→ **What you will do**: Retype the material word for word.

[Stored records]

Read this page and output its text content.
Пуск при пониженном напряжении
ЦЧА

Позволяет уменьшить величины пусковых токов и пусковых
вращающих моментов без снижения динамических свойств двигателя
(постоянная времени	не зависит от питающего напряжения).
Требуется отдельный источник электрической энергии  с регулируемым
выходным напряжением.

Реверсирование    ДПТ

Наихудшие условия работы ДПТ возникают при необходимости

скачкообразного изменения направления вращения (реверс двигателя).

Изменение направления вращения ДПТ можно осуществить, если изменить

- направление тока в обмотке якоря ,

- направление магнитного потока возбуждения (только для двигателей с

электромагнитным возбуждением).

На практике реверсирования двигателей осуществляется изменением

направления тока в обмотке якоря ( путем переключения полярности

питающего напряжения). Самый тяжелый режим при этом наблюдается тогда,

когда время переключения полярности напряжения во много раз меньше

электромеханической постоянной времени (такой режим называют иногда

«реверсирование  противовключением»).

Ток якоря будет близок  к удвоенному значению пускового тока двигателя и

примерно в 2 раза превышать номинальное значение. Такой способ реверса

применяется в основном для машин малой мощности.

→ **Complete answer**:
Read this page and output its text content.
Пуск при пониженном напряжении
ЦЧА

Позволяет уменьшить величины пусковых токов и пусковых
вращающих моментов без снижения динамических свойств двигателя
(постоянная времени	не зависит от питающего напряжения).
Требуется отдельный источник электрической энергии  с регулируемым
выходным напряжением.

Реверсирование    ДПТ

Наихудшие условия работы ДПТ возникают при необходимости

скачкообразного изменения направления вращения (реверс двигателя).

Изменение направления вращения ДПТ можно осуществить, если изменить

- направление тока в обмотке якоря ,

- направление магнитного потока возбуждения (только для двигателей с

электромагнитным возбуждением).

На практике реверсирования двигателей осуществляется изменением

направления тока в обмотке якоря ( путем переключения полярности

питающего напряжения). Самый тяжелый режим при этом наблюдается тогда,

когда время переключения полярности напряжения во много раз меньше

электромеханической постоянной времени (такой режим называют иногда

«реверсирование  противовключением»).

Ток якоря будет близок  к удвоенному значению пускового тока двигателя и

примерно в 2 раза превышать номинальное значение. Такой способ реверса

применяется в основном для машин малой мощности.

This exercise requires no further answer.